- WORK TO COMPLETE
Every line below should be repeated exactly.
----------
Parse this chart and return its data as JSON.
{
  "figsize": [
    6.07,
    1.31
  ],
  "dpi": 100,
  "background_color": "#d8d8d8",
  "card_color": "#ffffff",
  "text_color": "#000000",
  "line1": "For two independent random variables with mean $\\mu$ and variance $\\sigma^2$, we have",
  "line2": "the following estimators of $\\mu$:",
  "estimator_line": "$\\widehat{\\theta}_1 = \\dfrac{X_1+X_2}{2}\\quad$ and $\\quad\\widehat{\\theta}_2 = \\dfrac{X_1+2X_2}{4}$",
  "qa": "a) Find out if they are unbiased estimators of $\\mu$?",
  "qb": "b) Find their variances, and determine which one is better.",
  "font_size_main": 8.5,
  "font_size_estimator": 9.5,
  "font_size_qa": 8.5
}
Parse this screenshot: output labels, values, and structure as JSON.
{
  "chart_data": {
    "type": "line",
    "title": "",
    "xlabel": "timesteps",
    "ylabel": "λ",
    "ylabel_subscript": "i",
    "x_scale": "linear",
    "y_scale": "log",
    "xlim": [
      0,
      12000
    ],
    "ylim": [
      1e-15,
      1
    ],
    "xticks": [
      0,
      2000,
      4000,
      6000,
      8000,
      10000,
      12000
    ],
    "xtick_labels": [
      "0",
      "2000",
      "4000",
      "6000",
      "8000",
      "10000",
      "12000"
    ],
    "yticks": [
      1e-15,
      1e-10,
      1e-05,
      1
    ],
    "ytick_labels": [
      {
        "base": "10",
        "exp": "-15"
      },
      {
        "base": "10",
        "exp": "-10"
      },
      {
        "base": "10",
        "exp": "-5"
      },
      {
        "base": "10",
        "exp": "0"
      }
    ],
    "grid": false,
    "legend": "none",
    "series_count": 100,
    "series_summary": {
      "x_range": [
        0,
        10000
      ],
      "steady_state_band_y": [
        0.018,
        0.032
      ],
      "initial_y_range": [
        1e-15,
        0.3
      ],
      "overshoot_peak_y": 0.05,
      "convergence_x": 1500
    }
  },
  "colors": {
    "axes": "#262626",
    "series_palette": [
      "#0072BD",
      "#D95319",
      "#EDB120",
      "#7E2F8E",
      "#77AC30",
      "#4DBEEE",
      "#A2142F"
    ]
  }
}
----------
- TASK OUTPUT
Parse this chart and return its data as JSON.
{
  "figsize": [
    6.07,
    1.31
  ],
  "dpi": 100,
  "background_color": "#d8d8d8",
  "card_color": "#ffffff",
  "text_color": "#000000",
  "line1": "For two independent random variables with mean $\\mu$ and variance $\\sigma^2$, we have",
  "line2": "the following estimators of $\\mu$:",
  "estimator_line": "$\\widehat{\\theta}_1 = \\dfrac{X_1+X_2}{2}\\quad$ and $\\quad\\widehat{\\theta}_2 = \\dfrac{X_1+2X_2}{4}$",
  "qa": "a) Find out if they are unbiased estimators of $\\mu$?",
  "qb": "b) Find their variances, and determine which one is better.",
  "font_size_main": 8.5,
  "font_size_estimator": 9.5,
  "font_size_qa": 8.5
}
Parse this screenshot: output labels, values, and structure as JSON.
{
  "chart_data": {
    "type": "line",
    "title": "",
    "xlabel": "timesteps",
    "ylabel": "λ",
    "ylabel_subscript": "i",
    "x_scale": "linear",
    "y_scale": "log",
    "xlim": [
      0,
      12000
    ],
    "ylim": [
      1e-15,
      1
    ],
    "xticks": [
      0,
      2000,
      4000,
      6000,
      8000,
      10000,
      12000
    ],
    "xtick_labels": [
      "0",
      "2000",
      "4000",
      "6000",
      "8000",
      "10000",
      "12000"
    ],
    "yticks": [
      1e-15,
      1e-10,
      1e-05,
      1
    ],
    "ytick_labels": [
      {
        "base": "10",
        "exp": "-15"
      },
      {
        "base": "10",
        "exp": "-10"
      },
      {
        "base": "10",
        "exp": "-5"
      },
      {
        "base": "10",
        "exp": "0"
      }
    ],
    "grid": false,
    "legend": "none",
    "series_count": 100,
    "series_summary": {
      "x_range": [
        0,
        10000
      ],
      "steady_state_band_y": [
        0.018,
        0.032
      ],
      "initial_y_range": [
        1e-15,
        0.3
      ],
      "overshoot_peak_y": 0.05,
      "convergence_x": 1500
    }
  },
  "colors": {
    "axes": "#262626",
    "series_palette": [
      "#0072BD",
      "#D95319",
      "#EDB120",
      "#7E2F8E",
      "#77AC30",
      "#4DBEEE",
      "#A2142F"
    ]
  }
}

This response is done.